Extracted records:

'''

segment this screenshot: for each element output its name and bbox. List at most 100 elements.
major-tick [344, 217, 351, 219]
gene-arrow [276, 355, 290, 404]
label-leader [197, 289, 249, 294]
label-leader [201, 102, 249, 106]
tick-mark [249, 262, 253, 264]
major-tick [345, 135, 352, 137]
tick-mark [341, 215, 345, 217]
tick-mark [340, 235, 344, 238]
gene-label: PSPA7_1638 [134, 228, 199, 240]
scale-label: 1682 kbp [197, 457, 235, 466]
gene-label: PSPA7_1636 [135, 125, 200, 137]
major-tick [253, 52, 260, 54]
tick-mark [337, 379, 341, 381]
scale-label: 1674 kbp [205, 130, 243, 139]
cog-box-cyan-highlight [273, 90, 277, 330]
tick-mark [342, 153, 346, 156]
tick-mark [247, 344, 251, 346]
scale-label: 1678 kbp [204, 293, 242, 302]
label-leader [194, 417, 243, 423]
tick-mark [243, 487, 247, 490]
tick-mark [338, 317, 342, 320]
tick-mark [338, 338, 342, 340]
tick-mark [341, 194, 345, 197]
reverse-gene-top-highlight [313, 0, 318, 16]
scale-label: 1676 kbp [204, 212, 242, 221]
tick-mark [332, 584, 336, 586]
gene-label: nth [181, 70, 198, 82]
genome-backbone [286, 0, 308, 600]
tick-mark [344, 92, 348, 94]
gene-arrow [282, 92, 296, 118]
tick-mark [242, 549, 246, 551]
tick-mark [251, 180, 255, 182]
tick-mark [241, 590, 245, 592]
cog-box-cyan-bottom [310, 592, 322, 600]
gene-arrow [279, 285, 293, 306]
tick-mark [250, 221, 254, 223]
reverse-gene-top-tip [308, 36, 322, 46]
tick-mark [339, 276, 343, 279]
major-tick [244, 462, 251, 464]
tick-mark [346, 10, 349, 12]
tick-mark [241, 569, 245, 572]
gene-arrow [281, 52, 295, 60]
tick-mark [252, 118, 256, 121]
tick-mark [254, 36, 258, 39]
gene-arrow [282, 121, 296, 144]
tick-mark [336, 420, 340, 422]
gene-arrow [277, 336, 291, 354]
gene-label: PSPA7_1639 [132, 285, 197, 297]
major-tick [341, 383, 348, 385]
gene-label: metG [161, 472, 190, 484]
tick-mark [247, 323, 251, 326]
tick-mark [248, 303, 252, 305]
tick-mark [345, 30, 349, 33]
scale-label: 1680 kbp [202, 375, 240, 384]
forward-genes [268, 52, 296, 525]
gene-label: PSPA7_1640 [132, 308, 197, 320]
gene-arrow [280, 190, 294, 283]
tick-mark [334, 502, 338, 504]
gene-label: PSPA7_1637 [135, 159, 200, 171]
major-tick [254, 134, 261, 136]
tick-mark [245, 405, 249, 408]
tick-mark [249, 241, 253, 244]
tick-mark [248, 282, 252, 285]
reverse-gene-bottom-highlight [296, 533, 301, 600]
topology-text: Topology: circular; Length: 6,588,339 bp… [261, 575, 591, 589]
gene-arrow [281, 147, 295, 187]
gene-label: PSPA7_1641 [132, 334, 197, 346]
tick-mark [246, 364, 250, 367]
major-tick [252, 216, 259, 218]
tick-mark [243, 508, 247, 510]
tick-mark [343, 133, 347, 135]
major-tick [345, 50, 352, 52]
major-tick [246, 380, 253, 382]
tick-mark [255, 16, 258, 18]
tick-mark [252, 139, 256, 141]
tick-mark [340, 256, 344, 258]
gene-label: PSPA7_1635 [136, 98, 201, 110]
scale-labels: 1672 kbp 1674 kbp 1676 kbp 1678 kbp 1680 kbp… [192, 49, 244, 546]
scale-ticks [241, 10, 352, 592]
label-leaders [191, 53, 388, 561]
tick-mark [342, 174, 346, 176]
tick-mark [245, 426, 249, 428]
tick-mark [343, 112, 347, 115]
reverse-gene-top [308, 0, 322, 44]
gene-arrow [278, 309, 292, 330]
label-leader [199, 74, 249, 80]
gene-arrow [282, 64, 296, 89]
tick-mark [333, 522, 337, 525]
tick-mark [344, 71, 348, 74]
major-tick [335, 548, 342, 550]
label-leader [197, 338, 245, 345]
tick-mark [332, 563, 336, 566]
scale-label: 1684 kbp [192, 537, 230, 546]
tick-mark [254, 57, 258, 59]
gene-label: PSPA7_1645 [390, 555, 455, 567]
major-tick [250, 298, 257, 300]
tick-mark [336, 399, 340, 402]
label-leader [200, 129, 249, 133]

'''

**Problem:** What lines in the data above contain the word "scale"? Show them all.

**Answer box:**
scale-label: 1682 kbp [197, 457, 235, 466]
scale-label: 1674 kbp [205, 130, 243, 139]
scale-label: 1678 kbp [204, 293, 242, 302]
scale-label: 1676 kbp [204, 212, 242, 221]
scale-label: 1680 kbp [202, 375, 240, 384]
scale-labels: 1672 kbp 1674 kbp 1676 kbp 1678 kbp 1680 kbp… [192, 49, 244, 546]
scale-ticks [241, 10, 352, 592]
scale-label: 1684 kbp [192, 537, 230, 546]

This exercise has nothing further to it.